▸ EXERCISE REQUIREMENTS:
All the entries need to be quoted exactly, apart from the pictures, which you should drop.

▸ RECORDS SUPPLIED:

·····

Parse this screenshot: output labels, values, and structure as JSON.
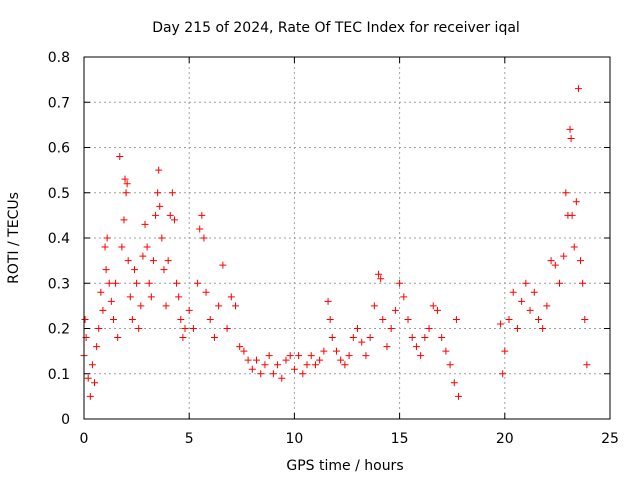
{
  "chart_data": {
    "type": "scatter",
    "title": "Day 215 of 2024, Rate Of TEC Index for receiver iqal",
    "xlabel": "GPS time / hours",
    "ylabel": "ROTI / TECUs",
    "xlim": [
      0,
      25
    ],
    "ylim": [
      0,
      0.8
    ],
    "x_ticks": [
      0,
      5,
      10,
      15,
      20,
      25
    ],
    "y_ticks": [
      0,
      0.1,
      0.2,
      0.3,
      0.4,
      0.5,
      0.6,
      0.7,
      0.8
    ],
    "x_tick_labels": [
      "0",
      "5",
      "10",
      "15",
      "20",
      "25"
    ],
    "y_tick_labels": [
      "0",
      "0.1",
      "0.2",
      "0.3",
      "0.4",
      "0.5",
      "0.6",
      "0.7",
      "0.8"
    ],
    "grid": true,
    "marker": "plus",
    "color": "#ff0000",
    "series": [
      {
        "name": "ROTI",
        "points": [
          [
            0.0,
            0.14
          ],
          [
            0.05,
            0.22
          ],
          [
            0.1,
            0.18
          ],
          [
            0.2,
            0.09
          ],
          [
            0.3,
            0.05
          ],
          [
            0.4,
            0.12
          ],
          [
            0.5,
            0.08
          ],
          [
            0.6,
            0.16
          ],
          [
            0.7,
            0.2
          ],
          [
            0.8,
            0.28
          ],
          [
            0.9,
            0.24
          ],
          [
            1.0,
            0.38
          ],
          [
            1.05,
            0.33
          ],
          [
            1.1,
            0.4
          ],
          [
            1.2,
            0.3
          ],
          [
            1.3,
            0.26
          ],
          [
            1.4,
            0.22
          ],
          [
            1.5,
            0.3
          ],
          [
            1.6,
            0.18
          ],
          [
            1.7,
            0.58
          ],
          [
            1.8,
            0.38
          ],
          [
            1.9,
            0.44
          ],
          [
            1.95,
            0.53
          ],
          [
            2.0,
            0.5
          ],
          [
            2.05,
            0.52
          ],
          [
            2.1,
            0.35
          ],
          [
            2.2,
            0.27
          ],
          [
            2.3,
            0.22
          ],
          [
            2.4,
            0.33
          ],
          [
            2.5,
            0.3
          ],
          [
            2.6,
            0.2
          ],
          [
            2.7,
            0.25
          ],
          [
            2.8,
            0.36
          ],
          [
            2.9,
            0.43
          ],
          [
            3.0,
            0.38
          ],
          [
            3.1,
            0.3
          ],
          [
            3.2,
            0.27
          ],
          [
            3.3,
            0.35
          ],
          [
            3.4,
            0.45
          ],
          [
            3.5,
            0.5
          ],
          [
            3.55,
            0.55
          ],
          [
            3.6,
            0.47
          ],
          [
            3.7,
            0.4
          ],
          [
            3.8,
            0.33
          ],
          [
            3.9,
            0.25
          ],
          [
            4.0,
            0.35
          ],
          [
            4.1,
            0.45
          ],
          [
            4.2,
            0.5
          ],
          [
            4.3,
            0.44
          ],
          [
            4.4,
            0.3
          ],
          [
            4.5,
            0.27
          ],
          [
            4.6,
            0.22
          ],
          [
            4.7,
            0.18
          ],
          [
            4.8,
            0.2
          ],
          [
            5.0,
            0.24
          ],
          [
            5.2,
            0.2
          ],
          [
            5.4,
            0.3
          ],
          [
            5.5,
            0.42
          ],
          [
            5.6,
            0.45
          ],
          [
            5.7,
            0.4
          ],
          [
            5.8,
            0.28
          ],
          [
            6.0,
            0.22
          ],
          [
            6.2,
            0.18
          ],
          [
            6.4,
            0.25
          ],
          [
            6.6,
            0.34
          ],
          [
            6.8,
            0.2
          ],
          [
            7.0,
            0.27
          ],
          [
            7.2,
            0.25
          ],
          [
            7.4,
            0.16
          ],
          [
            7.6,
            0.15
          ],
          [
            7.8,
            0.13
          ],
          [
            8.0,
            0.11
          ],
          [
            8.2,
            0.13
          ],
          [
            8.4,
            0.1
          ],
          [
            8.6,
            0.12
          ],
          [
            8.8,
            0.14
          ],
          [
            9.0,
            0.1
          ],
          [
            9.2,
            0.12
          ],
          [
            9.4,
            0.09
          ],
          [
            9.6,
            0.13
          ],
          [
            9.8,
            0.14
          ],
          [
            10.0,
            0.11
          ],
          [
            10.2,
            0.14
          ],
          [
            10.4,
            0.1
          ],
          [
            10.6,
            0.12
          ],
          [
            10.8,
            0.14
          ],
          [
            11.0,
            0.12
          ],
          [
            11.2,
            0.13
          ],
          [
            11.4,
            0.15
          ],
          [
            11.6,
            0.26
          ],
          [
            11.7,
            0.22
          ],
          [
            11.8,
            0.18
          ],
          [
            12.0,
            0.15
          ],
          [
            12.2,
            0.13
          ],
          [
            12.4,
            0.12
          ],
          [
            12.6,
            0.14
          ],
          [
            12.8,
            0.18
          ],
          [
            13.0,
            0.2
          ],
          [
            13.2,
            0.17
          ],
          [
            13.4,
            0.14
          ],
          [
            13.6,
            0.18
          ],
          [
            13.8,
            0.25
          ],
          [
            14.0,
            0.32
          ],
          [
            14.1,
            0.31
          ],
          [
            14.2,
            0.22
          ],
          [
            14.4,
            0.16
          ],
          [
            14.6,
            0.2
          ],
          [
            14.8,
            0.24
          ],
          [
            15.0,
            0.3
          ],
          [
            15.2,
            0.27
          ],
          [
            15.4,
            0.22
          ],
          [
            15.6,
            0.18
          ],
          [
            15.8,
            0.16
          ],
          [
            16.0,
            0.14
          ],
          [
            16.2,
            0.18
          ],
          [
            16.4,
            0.2
          ],
          [
            16.6,
            0.25
          ],
          [
            16.8,
            0.24
          ],
          [
            17.0,
            0.18
          ],
          [
            17.2,
            0.15
          ],
          [
            17.4,
            0.12
          ],
          [
            17.6,
            0.08
          ],
          [
            17.7,
            0.22
          ],
          [
            17.8,
            0.05
          ],
          [
            19.8,
            0.21
          ],
          [
            19.9,
            0.1
          ],
          [
            20.0,
            0.15
          ],
          [
            20.2,
            0.22
          ],
          [
            20.4,
            0.28
          ],
          [
            20.6,
            0.2
          ],
          [
            20.8,
            0.26
          ],
          [
            21.0,
            0.3
          ],
          [
            21.2,
            0.24
          ],
          [
            21.4,
            0.28
          ],
          [
            21.6,
            0.22
          ],
          [
            21.8,
            0.2
          ],
          [
            22.0,
            0.25
          ],
          [
            22.2,
            0.35
          ],
          [
            22.4,
            0.34
          ],
          [
            22.6,
            0.3
          ],
          [
            22.8,
            0.36
          ],
          [
            22.9,
            0.5
          ],
          [
            23.0,
            0.45
          ],
          [
            23.1,
            0.64
          ],
          [
            23.15,
            0.62
          ],
          [
            23.2,
            0.45
          ],
          [
            23.3,
            0.38
          ],
          [
            23.4,
            0.48
          ],
          [
            23.5,
            0.73
          ],
          [
            23.6,
            0.35
          ],
          [
            23.7,
            0.3
          ],
          [
            23.8,
            0.22
          ],
          [
            23.9,
            0.12
          ]
        ]
      }
    ]
  }
}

·····

▸ SOLUTION TO THIS PROBLEM:
Parse this screenshot: output labels, values, and structure as JSON.
{
  "chart_data": {
    "type": "scatter",
    "title": "Day 215 of 2024, Rate Of TEC Index for receiver iqal",
    "xlabel": "GPS time / hours",
    "ylabel": "ROTI / TECUs",
    "xlim": [
      0,
      25
    ],
    "ylim": [
      0,
      0.8
    ],
    "x_ticks": [
      0,
      5,
      10,
      15,
      20,
      25
    ],
    "y_ticks": [
      0,
      0.1,
      0.2,
      0.3,
      0.4,
      0.5,
      0.6,
      0.7,
      0.8
    ],
    "x_tick_labels": [
      "0",
      "5",
      "10",
      "15",
      "20",
      "25"
    ],
    "y_tick_labels": [
      "0",
      "0.1",
      "0.2",
      "0.3",
      "0.4",
      "0.5",
      "0.6",
      "0.7",
      "0.8"
    ],
    "grid": true,
    "marker": "plus",
    "color": "#ff0000",
    "series": [
      {
        "name": "ROTI",
        "points": [
          [
            0.0,
            0.14
          ],
          [
            0.05,
            0.22
          ],
          [
            0.1,
            0.18
          ],
          [
            0.2,
            0.09
          ],
          [
            0.3,
            0.05
          ],
          [
            0.4,
            0.12
          ],
          [
            0.5,
            0.08
          ],
          [
            0.6,
            0.16
          ],
          [
            0.7,
            0.2
          ],
          [
            0.8,
            0.28
          ],
          [
            0.9,
            0.24
          ],
          [
            1.0,
            0.38
          ],
          [
            1.05,
            0.33
          ],
          [
            1.1,
            0.4
          ],
          [
            1.2,
            0.3
          ],
          [
            1.3,
            0.26
          ],
          [
            1.4,
            0.22
          ],
          [
            1.5,
            0.3
          ],
          [
            1.6,
            0.18
          ],
          [
            1.7,
            0.58
          ],
          [
            1.8,
            0.38
          ],
          [
            1.9,
            0.44
          ],
          [
            1.95,
            0.53
          ],
          [
            2.0,
            0.5
          ],
          [
            2.05,
            0.52
          ],
          [
            2.1,
            0.35
          ],
          [
            2.2,
            0.27
          ],
          [
            2.3,
            0.22
          ],
          [
            2.4,
            0.33
          ],
          [
            2.5,
            0.3
          ],
          [
            2.6,
            0.2
          ],
          [
            2.7,
            0.25
          ],
          [
            2.8,
            0.36
          ],
          [
            2.9,
            0.43
          ],
          [
            3.0,
            0.38
          ],
          [
            3.1,
            0.3
          ],
          [
            3.2,
            0.27
          ],
          [
            3.3,
            0.35
          ],
          [
            3.4,
            0.45
          ],
          [
            3.5,
            0.5
          ],
          [
            3.55,
            0.55
          ],
          [
            3.6,
            0.47
          ],
          [
            3.7,
            0.4
          ],
          [
            3.8,
            0.33
          ],
          [
            3.9,
            0.25
          ],
          [
            4.0,
            0.35
          ],
          [
            4.1,
            0.45
          ],
          [
            4.2,
            0.5
          ],
          [
            4.3,
            0.44
          ],
          [
            4.4,
            0.3
          ],
          [
            4.5,
            0.27
          ],
          [
            4.6,
            0.22
          ],
          [
            4.7,
            0.18
          ],
          [
            4.8,
            0.2
          ],
          [
            5.0,
            0.24
          ],
          [
            5.2,
            0.2
          ],
          [
            5.4,
            0.3
          ],
          [
            5.5,
            0.42
          ],
          [
            5.6,
            0.45
          ],
          [
            5.7,
            0.4
          ],
          [
            5.8,
            0.28
          ],
          [
            6.0,
            0.22
          ],
          [
            6.2,
            0.18
          ],
          [
            6.4,
            0.25
          ],
          [
            6.6,
            0.34
          ],
          [
            6.8,
            0.2
          ],
          [
            7.0,
            0.27
          ],
          [
            7.2,
            0.25
          ],
          [
            7.4,
            0.16
          ],
          [
            7.6,
            0.15
          ],
          [
            7.8,
            0.13
          ],
          [
            8.0,
            0.11
          ],
          [
            8.2,
            0.13
          ],
          [
            8.4,
            0.1
          ],
          [
            8.6,
            0.12
          ],
          [
            8.8,
            0.14
          ],
          [
            9.0,
            0.1
          ],
          [
            9.2,
            0.12
          ],
          [
            9.4,
            0.09
          ],
          [
            9.6,
            0.13
          ],
          [
            9.8,
            0.14
          ],
          [
            10.0,
            0.11
          ],
          [
            10.2,
            0.14
          ],
          [
            10.4,
            0.1
          ],
          [
            10.6,
            0.12
          ],
          [
            10.8,
            0.14
          ],
          [
            11.0,
            0.12
          ],
          [
            11.2,
            0.13
          ],
          [
            11.4,
            0.15
          ],
          [
            11.6,
            0.26
          ],
          [
            11.7,
            0.22
          ],
          [
            11.8,
            0.18
          ],
          [
            12.0,
            0.15
          ],
          [
            12.2,
            0.13
          ],
          [
            12.4,
            0.12
          ],
          [
            12.6,
            0.14
          ],
          [
            12.8,
            0.18
          ],
          [
            13.0,
            0.2
          ],
          [
            13.2,
            0.17
          ],
          [
            13.4,
            0.14
          ],
          [
            13.6,
            0.18
          ],
          [
            13.8,
            0.25
          ],
          [
            14.0,
            0.32
          ],
          [
            14.1,
            0.31
          ],
          [
            14.2,
            0.22
          ],
          [
            14.4,
            0.16
          ],
          [
            14.6,
            0.2
          ],
          [
            14.8,
            0.24
          ],
          [
            15.0,
            0.3
          ],
          [
            15.2,
            0.27
          ],
          [
            15.4,
            0.22
          ],
          [
            15.6,
            0.18
          ],
          [
            15.8,
            0.16
          ],
          [
            16.0,
            0.14
          ],
          [
            16.2,
            0.18
          ],
          [
            16.4,
            0.2
          ],
          [
            16.6,
            0.25
          ],
          [
            16.8,
            0.24
          ],
          [
            17.0,
            0.18
          ],
          [
            17.2,
            0.15
          ],
          [
            17.4,
            0.12
          ],
          [
            17.6,
            0.08
          ],
          [
            17.7,
            0.22
          ],
          [
            17.8,
            0.05
          ],
          [
            19.8,
            0.21
          ],
          [
            19.9,
            0.1
          ],
          [
            20.0,
            0.15
          ],
          [
            20.2,
            0.22
          ],
          [
            20.4,
            0.28
          ],
          [
            20.6,
            0.2
          ],
          [
            20.8,
            0.26
          ],
          [
            21.0,
            0.3
          ],
          [
            21.2,
            0.24
          ],
          [
            21.4,
            0.28
          ],
          [
            21.6,
            0.22
          ],
          [
            21.8,
            0.2
          ],
          [
            22.0,
            0.25
          ],
          [
            22.2,
            0.35
          ],
          [
            22.4,
            0.34
          ],
          [
            22.6,
            0.3
          ],
          [
            22.8,
            0.36
          ],
          [
            22.9,
            0.5
          ],
          [
            23.0,
            0.45
          ],
          [
            23.1,
            0.64
          ],
          [
            23.15,
            0.62
          ],
          [
            23.2,
            0.45
          ],
          [
            23.3,
            0.38
          ],
          [
            23.4,
            0.48
          ],
          [
            23.5,
            0.73
          ],
          [
            23.6,
            0.35
          ],
          [
            23.7,
            0.3
          ],
          [
            23.8,
            0.22
          ],
          [
            23.9,
            0.12
          ]
        ]
      }
    ]
  }
}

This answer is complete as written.